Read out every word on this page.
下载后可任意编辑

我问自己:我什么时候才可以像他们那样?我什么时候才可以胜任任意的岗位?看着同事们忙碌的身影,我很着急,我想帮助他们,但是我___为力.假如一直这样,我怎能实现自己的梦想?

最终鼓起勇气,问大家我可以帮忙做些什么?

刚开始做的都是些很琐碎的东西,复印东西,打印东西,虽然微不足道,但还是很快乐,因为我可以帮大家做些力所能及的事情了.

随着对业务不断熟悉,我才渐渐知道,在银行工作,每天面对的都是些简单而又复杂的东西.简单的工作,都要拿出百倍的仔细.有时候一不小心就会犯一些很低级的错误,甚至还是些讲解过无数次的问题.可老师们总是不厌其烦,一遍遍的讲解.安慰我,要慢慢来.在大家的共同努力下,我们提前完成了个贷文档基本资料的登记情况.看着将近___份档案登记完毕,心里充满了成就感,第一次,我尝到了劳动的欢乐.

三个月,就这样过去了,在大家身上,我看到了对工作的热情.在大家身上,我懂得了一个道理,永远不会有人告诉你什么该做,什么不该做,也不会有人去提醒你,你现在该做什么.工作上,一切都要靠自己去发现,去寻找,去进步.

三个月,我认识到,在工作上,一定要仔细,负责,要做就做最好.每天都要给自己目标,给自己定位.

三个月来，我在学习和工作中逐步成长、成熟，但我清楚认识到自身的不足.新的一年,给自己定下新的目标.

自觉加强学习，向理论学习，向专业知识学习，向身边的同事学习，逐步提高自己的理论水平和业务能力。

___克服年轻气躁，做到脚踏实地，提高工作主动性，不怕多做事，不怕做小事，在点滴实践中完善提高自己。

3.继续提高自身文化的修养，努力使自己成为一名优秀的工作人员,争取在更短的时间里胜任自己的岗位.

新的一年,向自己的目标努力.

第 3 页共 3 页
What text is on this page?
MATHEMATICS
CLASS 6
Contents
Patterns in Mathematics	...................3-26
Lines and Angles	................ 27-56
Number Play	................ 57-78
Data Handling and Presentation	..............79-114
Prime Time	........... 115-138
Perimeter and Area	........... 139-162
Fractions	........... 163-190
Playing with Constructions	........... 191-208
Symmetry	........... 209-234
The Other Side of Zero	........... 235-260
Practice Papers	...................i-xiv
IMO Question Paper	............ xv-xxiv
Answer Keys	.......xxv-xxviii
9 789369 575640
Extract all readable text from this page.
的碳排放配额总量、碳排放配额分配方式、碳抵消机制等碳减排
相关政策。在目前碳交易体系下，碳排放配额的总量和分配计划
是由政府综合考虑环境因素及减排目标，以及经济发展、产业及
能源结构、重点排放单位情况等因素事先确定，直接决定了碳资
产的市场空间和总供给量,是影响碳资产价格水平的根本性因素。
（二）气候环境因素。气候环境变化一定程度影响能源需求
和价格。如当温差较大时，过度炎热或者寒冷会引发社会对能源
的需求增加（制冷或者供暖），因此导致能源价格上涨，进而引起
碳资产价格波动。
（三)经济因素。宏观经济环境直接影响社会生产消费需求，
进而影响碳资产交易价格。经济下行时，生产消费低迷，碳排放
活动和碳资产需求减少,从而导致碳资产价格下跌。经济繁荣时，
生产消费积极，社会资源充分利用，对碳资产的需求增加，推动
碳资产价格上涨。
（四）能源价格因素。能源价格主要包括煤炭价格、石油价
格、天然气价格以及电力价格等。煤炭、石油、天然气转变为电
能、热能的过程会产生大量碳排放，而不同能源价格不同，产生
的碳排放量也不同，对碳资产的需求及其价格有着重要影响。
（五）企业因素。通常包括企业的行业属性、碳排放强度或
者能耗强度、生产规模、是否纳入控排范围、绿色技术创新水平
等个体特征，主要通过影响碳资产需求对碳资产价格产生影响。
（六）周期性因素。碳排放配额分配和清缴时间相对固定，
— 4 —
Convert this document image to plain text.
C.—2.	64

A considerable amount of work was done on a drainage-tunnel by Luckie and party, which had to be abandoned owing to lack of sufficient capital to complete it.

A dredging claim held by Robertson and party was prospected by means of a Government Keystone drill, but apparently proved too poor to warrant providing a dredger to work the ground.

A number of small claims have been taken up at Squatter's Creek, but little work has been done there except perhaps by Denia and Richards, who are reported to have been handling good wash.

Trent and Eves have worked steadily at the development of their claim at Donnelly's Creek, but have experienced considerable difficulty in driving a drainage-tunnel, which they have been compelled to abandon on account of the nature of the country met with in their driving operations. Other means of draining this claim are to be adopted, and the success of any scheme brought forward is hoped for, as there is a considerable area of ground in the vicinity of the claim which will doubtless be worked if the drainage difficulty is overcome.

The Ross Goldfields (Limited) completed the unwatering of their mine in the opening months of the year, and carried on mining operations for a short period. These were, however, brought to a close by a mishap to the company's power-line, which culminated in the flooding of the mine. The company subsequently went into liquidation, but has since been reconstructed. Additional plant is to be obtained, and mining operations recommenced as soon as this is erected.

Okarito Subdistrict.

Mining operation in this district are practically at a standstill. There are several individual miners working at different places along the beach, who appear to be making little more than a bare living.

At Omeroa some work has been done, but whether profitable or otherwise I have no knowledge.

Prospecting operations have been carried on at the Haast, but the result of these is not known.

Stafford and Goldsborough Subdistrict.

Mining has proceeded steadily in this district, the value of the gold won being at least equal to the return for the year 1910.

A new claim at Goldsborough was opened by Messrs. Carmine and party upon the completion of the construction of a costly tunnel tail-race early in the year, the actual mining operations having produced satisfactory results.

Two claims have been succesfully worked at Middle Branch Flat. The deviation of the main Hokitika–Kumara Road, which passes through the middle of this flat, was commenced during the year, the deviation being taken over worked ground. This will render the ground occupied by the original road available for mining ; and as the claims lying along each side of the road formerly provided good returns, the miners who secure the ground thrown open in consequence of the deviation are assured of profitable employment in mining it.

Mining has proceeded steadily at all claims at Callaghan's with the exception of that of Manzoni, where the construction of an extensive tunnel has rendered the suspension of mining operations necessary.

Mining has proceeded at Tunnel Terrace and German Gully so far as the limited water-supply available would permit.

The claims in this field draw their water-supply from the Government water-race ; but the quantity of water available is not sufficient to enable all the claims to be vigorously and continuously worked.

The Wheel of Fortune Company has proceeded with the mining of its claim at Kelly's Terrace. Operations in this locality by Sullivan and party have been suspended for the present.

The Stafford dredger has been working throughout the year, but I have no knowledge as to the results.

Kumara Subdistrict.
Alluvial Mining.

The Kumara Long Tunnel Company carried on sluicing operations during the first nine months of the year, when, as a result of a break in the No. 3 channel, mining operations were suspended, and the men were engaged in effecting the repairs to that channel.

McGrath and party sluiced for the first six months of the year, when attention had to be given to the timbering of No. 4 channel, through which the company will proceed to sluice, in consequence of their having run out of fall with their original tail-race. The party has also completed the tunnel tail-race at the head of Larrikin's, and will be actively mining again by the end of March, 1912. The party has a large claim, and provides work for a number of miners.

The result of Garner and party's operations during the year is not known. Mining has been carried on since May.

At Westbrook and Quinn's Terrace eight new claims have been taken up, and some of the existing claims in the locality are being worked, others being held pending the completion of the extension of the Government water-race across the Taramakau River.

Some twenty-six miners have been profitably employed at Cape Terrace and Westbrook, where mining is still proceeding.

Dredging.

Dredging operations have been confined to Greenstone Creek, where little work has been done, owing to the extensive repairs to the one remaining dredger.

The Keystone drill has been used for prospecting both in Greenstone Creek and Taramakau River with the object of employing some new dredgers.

──────────

> **Task description**: Copy each line of the records above that carries the word "page".

> **Response to the exercise**:
Read out every word on this page.
What text is on this page?
Extract all readable text from this page.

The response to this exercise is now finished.